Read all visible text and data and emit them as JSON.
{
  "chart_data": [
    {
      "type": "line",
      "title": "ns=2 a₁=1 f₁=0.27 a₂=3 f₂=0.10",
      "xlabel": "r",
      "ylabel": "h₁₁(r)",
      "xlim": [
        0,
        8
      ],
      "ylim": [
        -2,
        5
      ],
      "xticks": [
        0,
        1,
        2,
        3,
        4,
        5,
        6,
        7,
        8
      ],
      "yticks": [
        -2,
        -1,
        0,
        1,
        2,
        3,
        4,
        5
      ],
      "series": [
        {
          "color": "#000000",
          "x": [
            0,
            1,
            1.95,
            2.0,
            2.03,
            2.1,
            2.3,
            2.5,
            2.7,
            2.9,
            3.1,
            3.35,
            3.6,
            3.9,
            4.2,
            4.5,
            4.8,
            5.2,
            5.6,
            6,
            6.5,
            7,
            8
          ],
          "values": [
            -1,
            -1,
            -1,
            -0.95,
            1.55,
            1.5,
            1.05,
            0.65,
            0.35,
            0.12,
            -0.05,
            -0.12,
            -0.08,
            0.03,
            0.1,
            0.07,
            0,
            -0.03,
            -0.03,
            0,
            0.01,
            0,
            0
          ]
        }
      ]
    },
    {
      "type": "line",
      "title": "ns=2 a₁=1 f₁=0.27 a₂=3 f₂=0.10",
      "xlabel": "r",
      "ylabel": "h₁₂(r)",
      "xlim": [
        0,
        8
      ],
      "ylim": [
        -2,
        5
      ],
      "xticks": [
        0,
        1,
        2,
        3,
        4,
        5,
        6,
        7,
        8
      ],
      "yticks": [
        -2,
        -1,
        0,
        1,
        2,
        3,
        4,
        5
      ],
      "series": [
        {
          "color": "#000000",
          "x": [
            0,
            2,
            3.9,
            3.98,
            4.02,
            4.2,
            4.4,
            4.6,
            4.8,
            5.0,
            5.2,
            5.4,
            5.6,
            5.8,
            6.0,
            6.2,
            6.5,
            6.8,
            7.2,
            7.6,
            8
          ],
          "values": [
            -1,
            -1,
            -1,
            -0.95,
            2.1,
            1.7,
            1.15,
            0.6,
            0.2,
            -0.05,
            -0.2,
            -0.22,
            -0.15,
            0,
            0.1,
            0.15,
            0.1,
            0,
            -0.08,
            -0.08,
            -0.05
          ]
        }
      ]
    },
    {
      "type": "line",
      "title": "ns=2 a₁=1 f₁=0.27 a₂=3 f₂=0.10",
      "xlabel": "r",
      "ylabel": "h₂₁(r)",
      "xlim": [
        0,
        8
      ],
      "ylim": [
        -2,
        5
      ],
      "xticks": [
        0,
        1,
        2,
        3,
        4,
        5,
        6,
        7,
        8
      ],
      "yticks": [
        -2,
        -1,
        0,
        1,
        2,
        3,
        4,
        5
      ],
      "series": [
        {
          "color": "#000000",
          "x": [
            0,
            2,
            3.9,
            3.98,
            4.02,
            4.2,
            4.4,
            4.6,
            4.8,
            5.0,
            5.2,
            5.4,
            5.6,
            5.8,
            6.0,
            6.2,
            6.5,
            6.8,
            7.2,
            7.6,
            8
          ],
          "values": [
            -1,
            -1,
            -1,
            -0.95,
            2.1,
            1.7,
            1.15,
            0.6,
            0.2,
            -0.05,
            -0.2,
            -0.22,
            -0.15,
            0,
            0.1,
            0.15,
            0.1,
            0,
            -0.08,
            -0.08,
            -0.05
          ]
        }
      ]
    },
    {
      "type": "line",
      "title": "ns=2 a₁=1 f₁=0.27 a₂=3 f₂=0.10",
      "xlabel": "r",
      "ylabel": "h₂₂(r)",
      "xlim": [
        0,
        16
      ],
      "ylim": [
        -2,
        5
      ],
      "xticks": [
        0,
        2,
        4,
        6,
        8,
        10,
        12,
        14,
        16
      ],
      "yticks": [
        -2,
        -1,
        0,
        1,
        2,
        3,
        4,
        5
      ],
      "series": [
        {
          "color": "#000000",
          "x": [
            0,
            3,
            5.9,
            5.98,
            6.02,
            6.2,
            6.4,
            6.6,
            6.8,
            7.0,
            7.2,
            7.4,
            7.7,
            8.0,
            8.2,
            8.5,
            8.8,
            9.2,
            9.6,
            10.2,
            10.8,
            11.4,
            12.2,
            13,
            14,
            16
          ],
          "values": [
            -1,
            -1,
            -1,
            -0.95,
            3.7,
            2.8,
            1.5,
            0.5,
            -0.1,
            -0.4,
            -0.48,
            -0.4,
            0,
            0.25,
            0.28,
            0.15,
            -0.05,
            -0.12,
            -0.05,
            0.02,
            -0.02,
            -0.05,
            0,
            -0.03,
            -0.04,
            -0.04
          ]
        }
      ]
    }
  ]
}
──────
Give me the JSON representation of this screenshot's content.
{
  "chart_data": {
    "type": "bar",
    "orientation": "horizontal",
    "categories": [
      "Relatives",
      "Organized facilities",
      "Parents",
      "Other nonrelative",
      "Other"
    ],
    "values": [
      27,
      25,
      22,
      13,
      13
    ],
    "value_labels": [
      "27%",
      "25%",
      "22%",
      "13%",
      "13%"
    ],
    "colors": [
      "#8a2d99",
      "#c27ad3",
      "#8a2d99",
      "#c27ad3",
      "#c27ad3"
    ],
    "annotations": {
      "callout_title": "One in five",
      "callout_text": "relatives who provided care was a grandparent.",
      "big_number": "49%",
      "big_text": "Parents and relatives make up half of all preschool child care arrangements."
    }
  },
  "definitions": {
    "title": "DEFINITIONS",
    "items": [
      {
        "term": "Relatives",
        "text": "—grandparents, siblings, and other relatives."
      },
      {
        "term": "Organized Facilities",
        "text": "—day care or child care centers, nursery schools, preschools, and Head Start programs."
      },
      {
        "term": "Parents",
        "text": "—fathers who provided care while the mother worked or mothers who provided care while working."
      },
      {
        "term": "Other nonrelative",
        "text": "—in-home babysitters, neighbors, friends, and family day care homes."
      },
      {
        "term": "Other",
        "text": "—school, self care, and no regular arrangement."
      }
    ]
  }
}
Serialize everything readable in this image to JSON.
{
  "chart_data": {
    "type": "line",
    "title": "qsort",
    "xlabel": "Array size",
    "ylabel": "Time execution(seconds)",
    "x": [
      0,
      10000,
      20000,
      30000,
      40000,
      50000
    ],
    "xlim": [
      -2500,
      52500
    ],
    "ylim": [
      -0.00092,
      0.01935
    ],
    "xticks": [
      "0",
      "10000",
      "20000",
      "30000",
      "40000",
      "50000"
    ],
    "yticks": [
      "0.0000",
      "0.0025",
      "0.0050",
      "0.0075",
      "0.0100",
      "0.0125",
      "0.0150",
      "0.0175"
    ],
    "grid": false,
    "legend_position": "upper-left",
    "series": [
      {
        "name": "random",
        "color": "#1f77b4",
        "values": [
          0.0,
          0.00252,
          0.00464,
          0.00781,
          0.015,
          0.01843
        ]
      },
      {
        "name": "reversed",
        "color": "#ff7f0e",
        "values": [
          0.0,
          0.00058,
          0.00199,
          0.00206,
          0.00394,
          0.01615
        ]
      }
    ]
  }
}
──────
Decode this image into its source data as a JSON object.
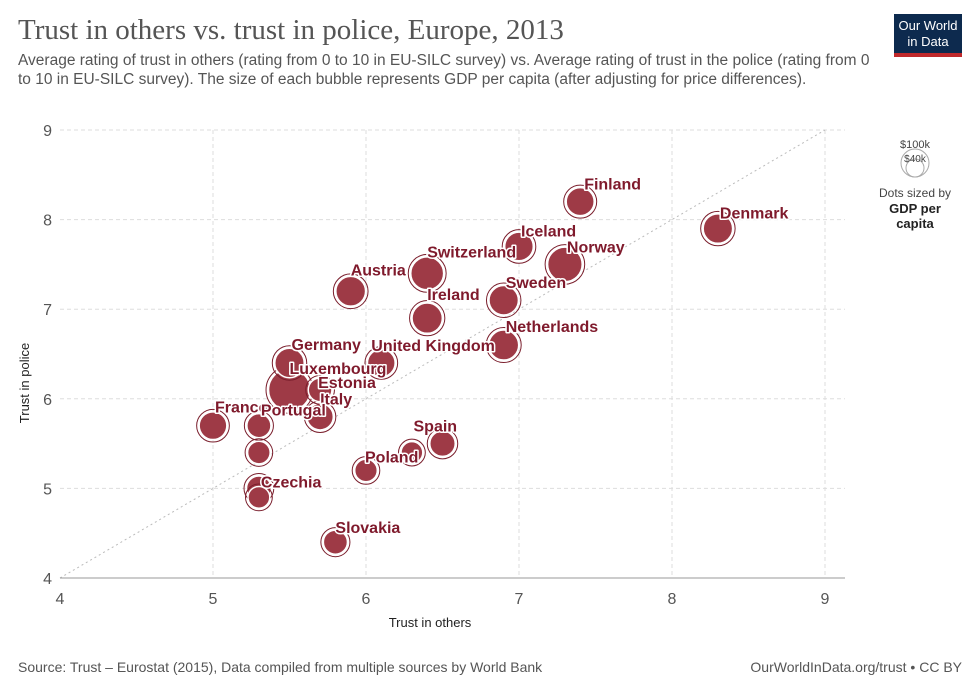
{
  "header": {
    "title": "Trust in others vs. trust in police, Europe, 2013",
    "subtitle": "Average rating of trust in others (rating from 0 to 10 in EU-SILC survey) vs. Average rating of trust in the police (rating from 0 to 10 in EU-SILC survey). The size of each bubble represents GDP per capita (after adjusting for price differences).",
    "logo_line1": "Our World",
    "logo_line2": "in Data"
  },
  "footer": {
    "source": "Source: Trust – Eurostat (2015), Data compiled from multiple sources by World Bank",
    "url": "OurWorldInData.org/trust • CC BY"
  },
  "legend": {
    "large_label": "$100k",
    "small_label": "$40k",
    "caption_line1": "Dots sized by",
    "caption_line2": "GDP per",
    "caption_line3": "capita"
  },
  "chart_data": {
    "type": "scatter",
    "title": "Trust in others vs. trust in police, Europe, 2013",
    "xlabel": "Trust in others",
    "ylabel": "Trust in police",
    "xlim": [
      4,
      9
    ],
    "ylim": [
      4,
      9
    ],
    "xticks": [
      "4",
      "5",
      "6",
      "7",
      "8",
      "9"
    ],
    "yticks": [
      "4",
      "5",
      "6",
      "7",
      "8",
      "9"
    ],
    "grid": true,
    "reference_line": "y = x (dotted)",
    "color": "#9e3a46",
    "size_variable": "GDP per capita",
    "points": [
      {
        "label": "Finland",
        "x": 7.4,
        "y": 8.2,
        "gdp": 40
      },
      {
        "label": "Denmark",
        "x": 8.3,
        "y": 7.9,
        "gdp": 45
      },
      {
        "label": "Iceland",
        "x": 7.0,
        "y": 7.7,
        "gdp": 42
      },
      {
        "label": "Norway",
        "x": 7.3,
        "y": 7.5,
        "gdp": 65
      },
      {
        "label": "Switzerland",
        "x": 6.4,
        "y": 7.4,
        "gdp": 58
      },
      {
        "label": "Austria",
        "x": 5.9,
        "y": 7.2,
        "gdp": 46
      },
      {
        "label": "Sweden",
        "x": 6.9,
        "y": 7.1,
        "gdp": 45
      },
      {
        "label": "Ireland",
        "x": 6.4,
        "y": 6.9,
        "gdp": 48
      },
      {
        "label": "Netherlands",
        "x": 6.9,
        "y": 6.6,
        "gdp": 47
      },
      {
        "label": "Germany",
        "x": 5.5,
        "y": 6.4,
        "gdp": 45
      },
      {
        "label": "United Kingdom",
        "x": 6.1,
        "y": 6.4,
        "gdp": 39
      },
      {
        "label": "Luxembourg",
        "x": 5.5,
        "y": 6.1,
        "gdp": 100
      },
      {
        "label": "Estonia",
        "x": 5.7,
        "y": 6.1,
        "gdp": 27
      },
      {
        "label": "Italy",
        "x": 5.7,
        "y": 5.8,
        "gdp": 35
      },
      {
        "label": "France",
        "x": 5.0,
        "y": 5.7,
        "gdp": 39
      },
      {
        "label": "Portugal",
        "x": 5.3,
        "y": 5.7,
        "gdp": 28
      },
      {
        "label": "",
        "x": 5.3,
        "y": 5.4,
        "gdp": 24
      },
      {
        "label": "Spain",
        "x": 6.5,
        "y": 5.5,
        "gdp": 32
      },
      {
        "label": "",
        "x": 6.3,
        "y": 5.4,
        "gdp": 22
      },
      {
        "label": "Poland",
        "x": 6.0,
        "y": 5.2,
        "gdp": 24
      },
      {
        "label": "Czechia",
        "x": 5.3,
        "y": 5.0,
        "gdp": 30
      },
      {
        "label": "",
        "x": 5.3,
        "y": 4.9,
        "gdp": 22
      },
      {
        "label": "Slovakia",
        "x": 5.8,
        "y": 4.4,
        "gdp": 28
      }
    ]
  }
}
──────
EXERCISE PROMPT: How many lines of the data hold the string "JSON"? Reply with the number alone.

TASK ANSWER: 4